===== Data for the task

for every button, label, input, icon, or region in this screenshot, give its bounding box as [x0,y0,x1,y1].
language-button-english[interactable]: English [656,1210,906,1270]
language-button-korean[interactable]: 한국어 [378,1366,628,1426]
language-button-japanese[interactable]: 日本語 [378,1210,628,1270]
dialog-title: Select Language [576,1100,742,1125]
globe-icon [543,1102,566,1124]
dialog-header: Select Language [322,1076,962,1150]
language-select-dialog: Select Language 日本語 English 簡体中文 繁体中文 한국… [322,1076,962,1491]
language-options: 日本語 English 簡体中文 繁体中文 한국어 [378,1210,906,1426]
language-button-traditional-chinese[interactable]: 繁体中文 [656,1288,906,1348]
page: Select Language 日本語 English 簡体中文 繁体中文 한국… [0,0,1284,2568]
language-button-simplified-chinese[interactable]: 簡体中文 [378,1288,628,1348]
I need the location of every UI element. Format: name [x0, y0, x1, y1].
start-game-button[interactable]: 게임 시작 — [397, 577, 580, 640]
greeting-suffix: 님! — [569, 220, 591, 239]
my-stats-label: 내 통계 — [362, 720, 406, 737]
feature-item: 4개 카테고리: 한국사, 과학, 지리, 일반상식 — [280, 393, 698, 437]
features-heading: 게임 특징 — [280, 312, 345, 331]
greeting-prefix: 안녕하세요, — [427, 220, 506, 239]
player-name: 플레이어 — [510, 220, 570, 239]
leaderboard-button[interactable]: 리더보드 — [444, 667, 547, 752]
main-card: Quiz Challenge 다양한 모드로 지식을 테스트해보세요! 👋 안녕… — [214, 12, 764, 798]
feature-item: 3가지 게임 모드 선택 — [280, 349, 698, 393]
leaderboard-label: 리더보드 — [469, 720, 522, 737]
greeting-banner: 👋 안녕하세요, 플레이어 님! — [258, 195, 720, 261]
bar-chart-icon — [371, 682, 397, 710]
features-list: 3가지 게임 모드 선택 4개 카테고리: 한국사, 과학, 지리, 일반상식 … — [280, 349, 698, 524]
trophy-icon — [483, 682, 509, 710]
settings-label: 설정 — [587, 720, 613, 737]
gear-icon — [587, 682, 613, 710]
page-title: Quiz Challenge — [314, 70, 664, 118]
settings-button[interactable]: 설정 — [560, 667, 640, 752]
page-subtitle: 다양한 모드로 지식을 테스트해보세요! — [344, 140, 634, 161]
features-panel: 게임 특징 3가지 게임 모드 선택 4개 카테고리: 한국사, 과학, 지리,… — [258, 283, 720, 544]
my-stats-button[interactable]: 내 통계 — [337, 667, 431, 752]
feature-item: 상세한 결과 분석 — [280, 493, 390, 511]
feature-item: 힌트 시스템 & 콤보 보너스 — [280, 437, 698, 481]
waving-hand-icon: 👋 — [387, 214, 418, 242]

==========

_Problem description_: Can you retype the records, character for character, from the very first line through the line containing "language-options: 日本語 English", including that line?

_Exercise output_:
for every button, label, input, icon, or region in this screenshot, give its bounding box as [x0,y0,x1,y1].
language-button-english[interactable]: English [656,1210,906,1270]
language-button-korean[interactable]: 한국어 [378,1366,628,1426]
language-button-japanese[interactable]: 日本語 [378,1210,628,1270]
dialog-title: Select Language [576,1100,742,1125]
globe-icon [543,1102,566,1124]
dialog-header: Select Language [322,1076,962,1150]
language-select-dialog: Select Language 日本語 English 簡体中文 繁体中文 한국… [322,1076,962,1491]
language-options: 日本語 English 簡体中文 繁体中文 한국어 [378,1210,906,1426]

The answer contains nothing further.